What you are asked to do
The records below are to be copied word for word, with every picture left out.

[start of Raw records]

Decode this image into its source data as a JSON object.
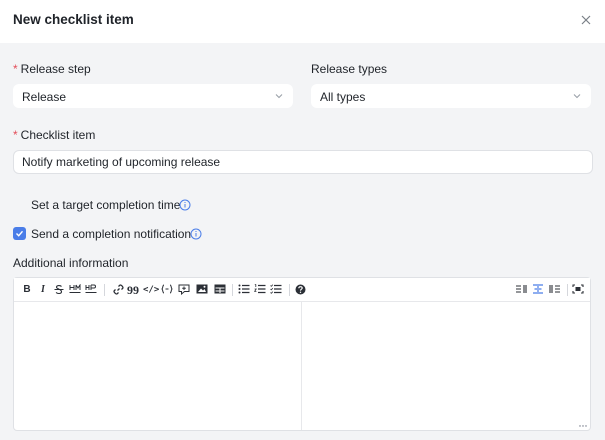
{
  "dialog": {
    "title": "New checklist item"
  },
  "form": {
    "release_step": {
      "label": "Release step",
      "required_mark": "*",
      "value": "Release"
    },
    "release_types": {
      "label": "Release types",
      "value": "All types"
    },
    "checklist_item": {
      "label": "Checklist item",
      "required_mark": "*",
      "value": "Notify marketing of upcoming release"
    },
    "target_time": {
      "label": "Set a target completion time",
      "checked": false
    },
    "notification": {
      "label": "Send a completion notification",
      "checked": true
    },
    "additional_info": {
      "label": "Additional information"
    }
  },
  "editor": {
    "toolbar": {
      "bold": "B",
      "italic": "I",
      "quote": "99",
      "code": "</>"
    }
  },
  "colors": {
    "accent": "#4a7de8",
    "required": "#e34d59",
    "background": "#f3f4f6"
  }
}
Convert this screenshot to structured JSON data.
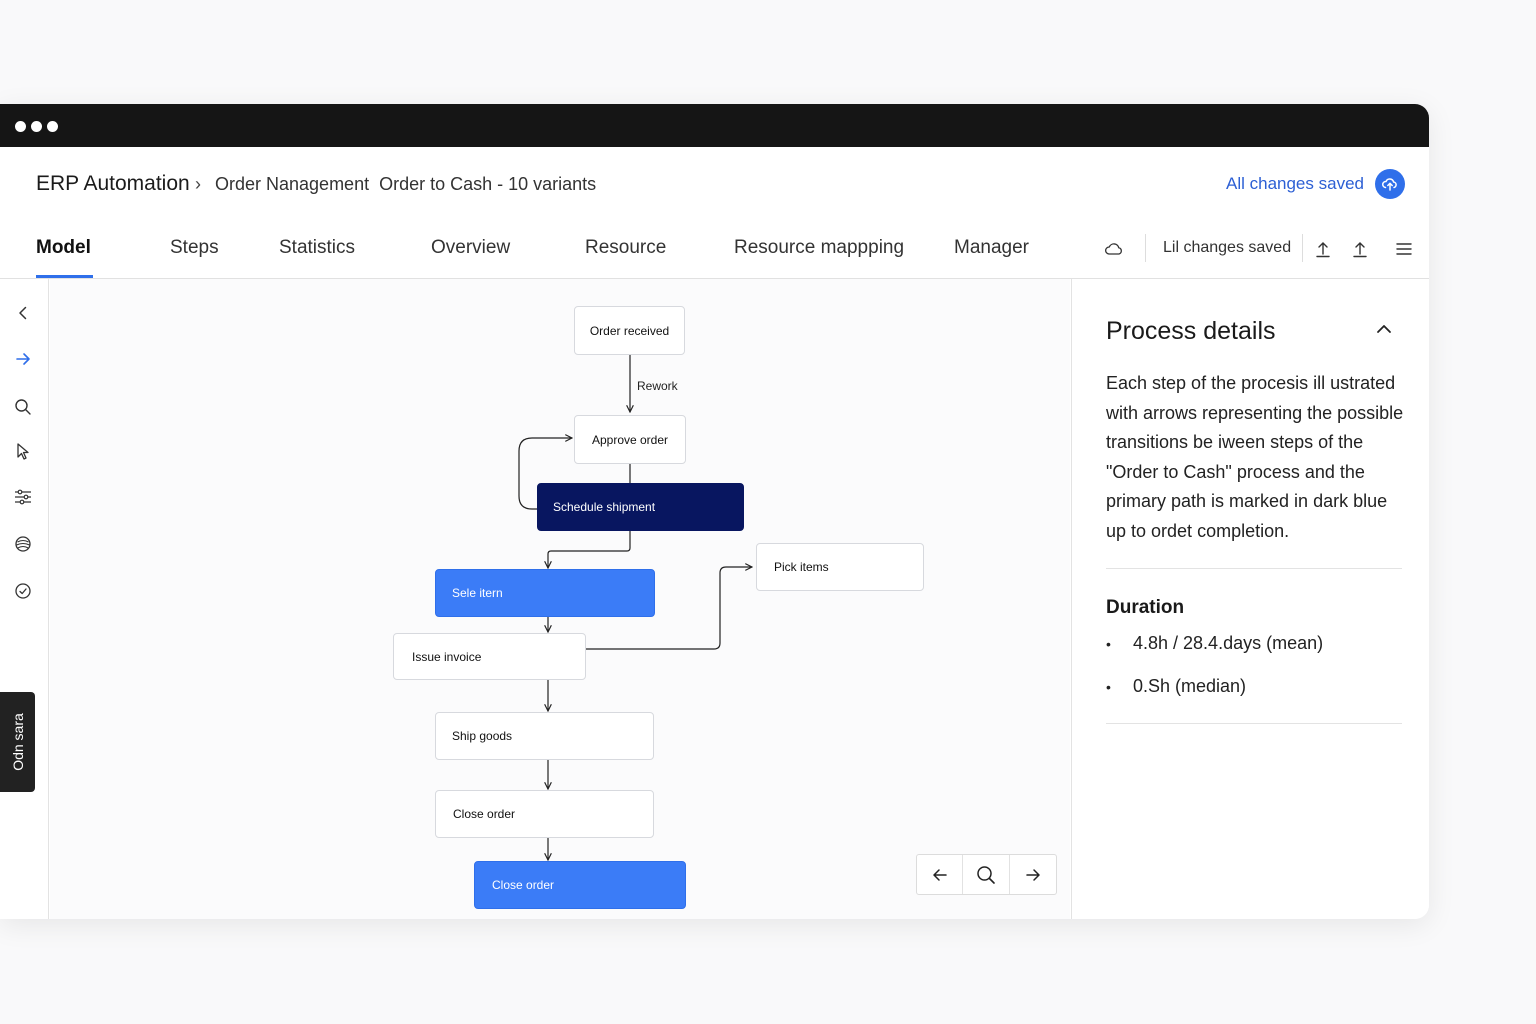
{
  "header": {
    "app_title": "ERP Automation",
    "breadcrumb": "Order Nanagement  Order to Cash - 10 variants",
    "save_status": "All changes saved"
  },
  "tabs": [
    {
      "label": "Model",
      "active": true
    },
    {
      "label": "Steps"
    },
    {
      "label": "Statistics"
    },
    {
      "label": "Overview"
    },
    {
      "label": "Resource"
    },
    {
      "label": "Resource mappping"
    },
    {
      "label": "Manager"
    }
  ],
  "toolbar": {
    "status": "Lil changes saved",
    "icons": [
      "cloud-icon",
      "upload-icon",
      "share-icon",
      "menu-icon"
    ]
  },
  "sidebar": {
    "icons": [
      "chevron-left-icon",
      "arrow-right-icon",
      "search-icon",
      "cursor-icon",
      "sliders-icon",
      "layers-icon",
      "check-circle-icon"
    ],
    "vertical_tab": "Odn sara"
  },
  "diagram": {
    "nodes": {
      "order_received": "Order received",
      "approve_order": "Approve order",
      "schedule_shipment": "Schedule shipment",
      "pick_items": "Pick items",
      "sele_item": "Sele itern",
      "issue_invoice": "Issue invoice",
      "ship_goods": "Ship goods",
      "close_order": "Close order",
      "close_order_final": "Close order"
    },
    "edge_labels": {
      "rework": "Rework"
    },
    "colors": {
      "primary_path": "#081660",
      "highlight": "#3b7cf7",
      "accent": "#2f6fea"
    }
  },
  "zoom_controls": [
    "arrow-left-icon",
    "search-icon",
    "arrow-right-icon"
  ],
  "panel": {
    "title": "Process details",
    "description": "Each step of the procesis ill ustrated with arrows representing the possible transitions be iween steps of the \"Order to Cash\" process and the primary path is marked in dark blue up to ordet completion.",
    "duration_title": "Duration",
    "duration_items": [
      "4.8h / 28.4.days (mean)",
      "0.Sh (median)"
    ]
  }
}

[end of Raw records]

Response to the task
Decode this image into its source data as a JSON object.
{
  "dialog": {
    "title": "New checklist item"
  },
  "form": {
    "release_step": {
      "label": "Release step",
      "required_mark": "*",
      "value": "Release"
    },
    "release_types": {
      "label": "Release types",
      "value": "All types"
    },
    "checklist_item": {
      "label": "Checklist item",
      "required_mark": "*",
      "value": "Notify marketing of upcoming release"
    },
    "target_time": {
      "label": "Set a target completion time",
      "checked": false
    },
    "notification": {
      "label": "Send a completion notification",
      "checked": true
    },
    "additional_info": {
      "label": "Additional information"
    }
  },
  "editor": {
    "toolbar": {
      "bold": "B",
      "italic": "I",
      "quote": "99",
      "code": "</>"
    }
  },
  "colors": {
    "accent": "#4a7de8",
    "required": "#e34d59",
    "background": "#f3f4f6"
  }
}
Convert this screenshot to structured JSON data.
{
  "header": {
    "app_title": "ERP Automation",
    "breadcrumb": "Order Nanagement  Order to Cash - 10 variants",
    "save_status": "All changes saved"
  },
  "tabs": [
    {
      "label": "Model",
      "active": true
    },
    {
      "label": "Steps"
    },
    {
      "label": "Statistics"
    },
    {
      "label": "Overview"
    },
    {
      "label": "Resource"
    },
    {
      "label": "Resource mappping"
    },
    {
      "label": "Manager"
    }
  ],
  "toolbar": {
    "status": "Lil changes saved",
    "icons": [
      "cloud-icon",
      "upload-icon",
      "share-icon",
      "menu-icon"
    ]
  },
  "sidebar": {
    "icons": [
      "chevron-left-icon",
      "arrow-right-icon",
      "search-icon",
      "cursor-icon",
      "sliders-icon",
      "layers-icon",
      "check-circle-icon"
    ],
    "vertical_tab": "Odn sara"
  },
  "diagram": {
    "nodes": {
      "order_received": "Order received",
      "approve_order": "Approve order",
      "schedule_shipment": "Schedule shipment",
      "pick_items": "Pick items",
      "sele_item": "Sele itern",
      "issue_invoice": "Issue invoice",
      "ship_goods": "Ship goods",
      "close_order": "Close order",
      "close_order_final": "Close order"
    },
    "edge_labels": {
      "rework": "Rework"
    },
    "colors": {
      "primary_path": "#081660",
      "highlight": "#3b7cf7",
      "accent": "#2f6fea"
    }
  },
  "zoom_controls": [
    "arrow-left-icon",
    "search-icon",
    "arrow-right-icon"
  ],
  "panel": {
    "title": "Process details",
    "description": "Each step of the procesis ill ustrated with arrows representing the possible transitions be iween steps of the \"Order to Cash\" process and the primary path is marked in dark blue up to ordet completion.",
    "duration_title": "Duration",
    "duration_items": [
      "4.8h / 28.4.days (mean)",
      "0.Sh (median)"
    ]
  }
}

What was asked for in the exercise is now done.